— THE EXERCISE —
Repeat the listing in full, preserving every character.

--- Begin DATA FOR PROCESSING ---

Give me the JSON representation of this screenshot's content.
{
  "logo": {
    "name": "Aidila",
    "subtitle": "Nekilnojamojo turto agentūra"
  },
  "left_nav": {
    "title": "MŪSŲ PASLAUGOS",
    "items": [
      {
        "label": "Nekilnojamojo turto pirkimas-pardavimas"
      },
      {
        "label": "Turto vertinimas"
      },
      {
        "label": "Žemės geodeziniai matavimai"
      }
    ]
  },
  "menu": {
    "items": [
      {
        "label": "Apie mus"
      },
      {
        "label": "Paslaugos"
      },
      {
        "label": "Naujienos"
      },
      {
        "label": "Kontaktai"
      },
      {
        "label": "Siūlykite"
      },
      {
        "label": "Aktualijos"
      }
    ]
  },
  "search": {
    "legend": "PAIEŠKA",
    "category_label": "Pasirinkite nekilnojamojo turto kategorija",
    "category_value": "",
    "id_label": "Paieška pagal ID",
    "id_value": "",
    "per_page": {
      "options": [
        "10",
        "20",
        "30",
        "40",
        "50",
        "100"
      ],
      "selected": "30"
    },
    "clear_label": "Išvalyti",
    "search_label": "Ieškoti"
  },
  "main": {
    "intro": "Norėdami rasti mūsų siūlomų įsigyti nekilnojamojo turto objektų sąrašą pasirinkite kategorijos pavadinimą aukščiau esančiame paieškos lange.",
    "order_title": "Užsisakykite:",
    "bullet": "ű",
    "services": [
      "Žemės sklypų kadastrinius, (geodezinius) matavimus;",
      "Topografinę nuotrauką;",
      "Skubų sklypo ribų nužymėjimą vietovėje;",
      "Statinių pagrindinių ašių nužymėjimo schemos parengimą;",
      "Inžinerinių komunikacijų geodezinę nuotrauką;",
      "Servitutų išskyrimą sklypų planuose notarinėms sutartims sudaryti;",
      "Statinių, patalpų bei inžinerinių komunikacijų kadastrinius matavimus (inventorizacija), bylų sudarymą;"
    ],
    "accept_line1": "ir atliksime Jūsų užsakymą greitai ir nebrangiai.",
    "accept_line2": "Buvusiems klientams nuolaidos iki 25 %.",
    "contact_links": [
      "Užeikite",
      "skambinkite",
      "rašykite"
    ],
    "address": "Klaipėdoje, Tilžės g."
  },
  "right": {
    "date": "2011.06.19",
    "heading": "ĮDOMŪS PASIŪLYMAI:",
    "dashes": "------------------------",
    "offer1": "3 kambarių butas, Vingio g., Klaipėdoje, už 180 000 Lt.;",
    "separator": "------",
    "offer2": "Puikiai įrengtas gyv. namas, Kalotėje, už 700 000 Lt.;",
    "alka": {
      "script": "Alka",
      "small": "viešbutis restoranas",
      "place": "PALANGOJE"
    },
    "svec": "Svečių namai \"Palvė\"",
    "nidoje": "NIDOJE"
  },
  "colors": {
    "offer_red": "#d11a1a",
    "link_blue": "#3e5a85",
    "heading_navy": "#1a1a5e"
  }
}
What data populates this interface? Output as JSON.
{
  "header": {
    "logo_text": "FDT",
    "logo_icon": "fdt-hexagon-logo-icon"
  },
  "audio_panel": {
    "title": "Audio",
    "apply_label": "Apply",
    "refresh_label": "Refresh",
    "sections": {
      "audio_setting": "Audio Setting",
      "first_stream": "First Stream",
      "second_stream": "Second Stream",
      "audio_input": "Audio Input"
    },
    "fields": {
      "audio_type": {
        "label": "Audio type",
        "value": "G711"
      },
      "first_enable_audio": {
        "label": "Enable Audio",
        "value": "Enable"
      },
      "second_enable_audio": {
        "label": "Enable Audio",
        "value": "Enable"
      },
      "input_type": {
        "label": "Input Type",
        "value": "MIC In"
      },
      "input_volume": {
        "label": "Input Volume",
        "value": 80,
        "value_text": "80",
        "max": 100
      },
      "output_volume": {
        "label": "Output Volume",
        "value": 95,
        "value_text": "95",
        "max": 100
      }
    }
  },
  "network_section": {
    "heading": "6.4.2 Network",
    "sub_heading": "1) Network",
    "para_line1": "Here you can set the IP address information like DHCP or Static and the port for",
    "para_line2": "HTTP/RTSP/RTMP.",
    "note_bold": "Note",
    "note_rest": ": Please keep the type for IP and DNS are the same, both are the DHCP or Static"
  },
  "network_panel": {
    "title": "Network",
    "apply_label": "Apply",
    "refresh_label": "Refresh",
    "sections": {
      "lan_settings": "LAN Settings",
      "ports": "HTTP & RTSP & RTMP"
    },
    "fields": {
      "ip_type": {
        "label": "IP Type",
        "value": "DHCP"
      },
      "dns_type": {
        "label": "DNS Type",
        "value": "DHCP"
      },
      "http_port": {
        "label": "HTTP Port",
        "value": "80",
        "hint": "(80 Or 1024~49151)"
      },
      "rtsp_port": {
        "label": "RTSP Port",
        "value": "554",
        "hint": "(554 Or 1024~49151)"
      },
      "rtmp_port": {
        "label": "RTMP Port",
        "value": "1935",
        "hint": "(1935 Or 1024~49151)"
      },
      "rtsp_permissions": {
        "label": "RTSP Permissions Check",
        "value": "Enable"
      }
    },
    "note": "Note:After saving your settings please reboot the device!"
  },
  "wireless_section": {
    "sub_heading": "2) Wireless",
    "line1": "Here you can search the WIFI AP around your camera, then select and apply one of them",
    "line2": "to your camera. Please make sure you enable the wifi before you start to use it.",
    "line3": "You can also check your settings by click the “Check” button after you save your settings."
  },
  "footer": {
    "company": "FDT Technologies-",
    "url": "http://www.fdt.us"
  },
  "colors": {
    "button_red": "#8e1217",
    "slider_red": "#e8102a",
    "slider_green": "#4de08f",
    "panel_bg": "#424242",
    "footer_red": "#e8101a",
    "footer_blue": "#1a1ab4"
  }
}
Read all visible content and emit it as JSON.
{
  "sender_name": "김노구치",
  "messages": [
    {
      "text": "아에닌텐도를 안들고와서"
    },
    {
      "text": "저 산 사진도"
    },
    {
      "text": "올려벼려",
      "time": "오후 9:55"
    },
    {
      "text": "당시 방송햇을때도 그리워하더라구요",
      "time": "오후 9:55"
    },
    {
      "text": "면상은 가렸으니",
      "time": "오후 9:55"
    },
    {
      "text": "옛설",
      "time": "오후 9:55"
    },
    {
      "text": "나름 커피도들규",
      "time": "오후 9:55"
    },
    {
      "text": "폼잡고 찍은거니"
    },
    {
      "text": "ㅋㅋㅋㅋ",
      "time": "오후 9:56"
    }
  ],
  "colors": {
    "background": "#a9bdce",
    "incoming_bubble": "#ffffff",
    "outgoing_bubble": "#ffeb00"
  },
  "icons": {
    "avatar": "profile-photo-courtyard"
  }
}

--- End DATA FOR PROCESSING ---

— EXPECTED OUTPUT —
Give me the JSON representation of this screenshot's content.
{
  "logo": {
    "name": "Aidila",
    "subtitle": "Nekilnojamojo turto agentūra"
  },
  "left_nav": {
    "title": "MŪSŲ PASLAUGOS",
    "items": [
      {
        "label": "Nekilnojamojo turto pirkimas-pardavimas"
      },
      {
        "label": "Turto vertinimas"
      },
      {
        "label": "Žemės geodeziniai matavimai"
      }
    ]
  },
  "menu": {
    "items": [
      {
        "label": "Apie mus"
      },
      {
        "label": "Paslaugos"
      },
      {
        "label": "Naujienos"
      },
      {
        "label": "Kontaktai"
      },
      {
        "label": "Siūlykite"
      },
      {
        "label": "Aktualijos"
      }
    ]
  },
  "search": {
    "legend": "PAIEŠKA",
    "category_label": "Pasirinkite nekilnojamojo turto kategorija",
    "category_value": "",
    "id_label": "Paieška pagal ID",
    "id_value": "",
    "per_page": {
      "options": [
        "10",
        "20",
        "30",
        "40",
        "50",
        "100"
      ],
      "selected": "30"
    },
    "clear_label": "Išvalyti",
    "search_label": "Ieškoti"
  },
  "main": {
    "intro": "Norėdami rasti mūsų siūlomų įsigyti nekilnojamojo turto objektų sąrašą pasirinkite kategorijos pavadinimą aukščiau esančiame paieškos lange.",
    "order_title": "Užsisakykite:",
    "bullet": "ű",
    "services": [
      "Žemės sklypų kadastrinius, (geodezinius) matavimus;",
      "Topografinę nuotrauką;",
      "Skubų sklypo ribų nužymėjimą vietovėje;",
      "Statinių pagrindinių ašių nužymėjimo schemos parengimą;",
      "Inžinerinių komunikacijų geodezinę nuotrauką;",
      "Servitutų išskyrimą sklypų planuose notarinėms sutartims sudaryti;",
      "Statinių, patalpų bei inžinerinių komunikacijų kadastrinius matavimus (inventorizacija), bylų sudarymą;"
    ],
    "accept_line1": "ir atliksime Jūsų užsakymą greitai ir nebrangiai.",
    "accept_line2": "Buvusiems klientams nuolaidos iki 25 %.",
    "contact_links": [
      "Užeikite",
      "skambinkite",
      "rašykite"
    ],
    "address": "Klaipėdoje, Tilžės g."
  },
  "right": {
    "date": "2011.06.19",
    "heading": "ĮDOMŪS PASIŪLYMAI:",
    "dashes": "------------------------",
    "offer1": "3 kambarių butas, Vingio g., Klaipėdoje, už 180 000 Lt.;",
    "separator": "------",
    "offer2": "Puikiai įrengtas gyv. namas, Kalotėje, už 700 000 Lt.;",
    "alka": {
      "script": "Alka",
      "small": "viešbutis restoranas",
      "place": "PALANGOJE"
    },
    "svec": "Svečių namai \"Palvė\"",
    "nidoje": "NIDOJE"
  },
  "colors": {
    "offer_red": "#d11a1a",
    "link_blue": "#3e5a85",
    "heading_navy": "#1a1a5e"
  }
}
What data populates this interface? Output as JSON.
{
  "header": {
    "logo_text": "FDT",
    "logo_icon": "fdt-hexagon-logo-icon"
  },
  "audio_panel": {
    "title": "Audio",
    "apply_label": "Apply",
    "refresh_label": "Refresh",
    "sections": {
      "audio_setting": "Audio Setting",
      "first_stream": "First Stream",
      "second_stream": "Second Stream",
      "audio_input": "Audio Input"
    },
    "fields": {
      "audio_type": {
        "label": "Audio type",
        "value": "G711"
      },
      "first_enable_audio": {
        "label": "Enable Audio",
        "value": "Enable"
      },
      "second_enable_audio": {
        "label": "Enable Audio",
        "value": "Enable"
      },
      "input_type": {
        "label": "Input Type",
        "value": "MIC In"
      },
      "input_volume": {
        "label": "Input Volume",
        "value": 80,
        "value_text": "80",
        "max": 100
      },
      "output_volume": {
        "label": "Output Volume",
        "value": 95,
        "value_text": "95",
        "max": 100
      }
    }
  },
  "network_section": {
    "heading": "6.4.2 Network",
    "sub_heading": "1) Network",
    "para_line1": "Here you can set the IP address information like DHCP or Static and the port for",
    "para_line2": "HTTP/RTSP/RTMP.",
    "note_bold": "Note",
    "note_rest": ": Please keep the type for IP and DNS are the same, both are the DHCP or Static"
  },
  "network_panel": {
    "title": "Network",
    "apply_label": "Apply",
    "refresh_label": "Refresh",
    "sections": {
      "lan_settings": "LAN Settings",
      "ports": "HTTP & RTSP & RTMP"
    },
    "fields": {
      "ip_type": {
        "label": "IP Type",
        "value": "DHCP"
      },
      "dns_type": {
        "label": "DNS Type",
        "value": "DHCP"
      },
      "http_port": {
        "label": "HTTP Port",
        "value": "80",
        "hint": "(80 Or 1024~49151)"
      },
      "rtsp_port": {
        "label": "RTSP Port",
        "value": "554",
        "hint": "(554 Or 1024~49151)"
      },
      "rtmp_port": {
        "label": "RTMP Port",
        "value": "1935",
        "hint": "(1935 Or 1024~49151)"
      },
      "rtsp_permissions": {
        "label": "RTSP Permissions Check",
        "value": "Enable"
      }
    },
    "note": "Note:After saving your settings please reboot the device!"
  },
  "wireless_section": {
    "sub_heading": "2) Wireless",
    "line1": "Here you can search the WIFI AP around your camera, then select and apply one of them",
    "line2": "to your camera. Please make sure you enable the wifi before you start to use it.",
    "line3": "You can also check your settings by click the “Check” button after you save your settings."
  },
  "footer": {
    "company": "FDT Technologies-",
    "url": "http://www.fdt.us"
  },
  "colors": {
    "button_red": "#8e1217",
    "slider_red": "#e8102a",
    "slider_green": "#4de08f",
    "panel_bg": "#424242",
    "footer_red": "#e8101a",
    "footer_blue": "#1a1ab4"
  }
}
Read all visible content and emit it as JSON.
{
  "sender_name": "김노구치",
  "messages": [
    {
      "text": "아에닌텐도를 안들고와서"
    },
    {
      "text": "저 산 사진도"
    },
    {
      "text": "올려벼려",
      "time": "오후 9:55"
    },
    {
      "text": "당시 방송햇을때도 그리워하더라구요",
      "time": "오후 9:55"
    },
    {
      "text": "면상은 가렸으니",
      "time": "오후 9:55"
    },
    {
      "text": "옛설",
      "time": "오후 9:55"
    },
    {
      "text": "나름 커피도들규",
      "time": "오후 9:55"
    },
    {
      "text": "폼잡고 찍은거니"
    },
    {
      "text": "ㅋㅋㅋㅋ",
      "time": "오후 9:56"
    }
  ],
  "colors": {
    "background": "#a9bdce",
    "incoming_bubble": "#ffffff",
    "outgoing_bubble": "#ffeb00"
  },
  "icons": {
    "avatar": "profile-photo-courtyard"
  }
}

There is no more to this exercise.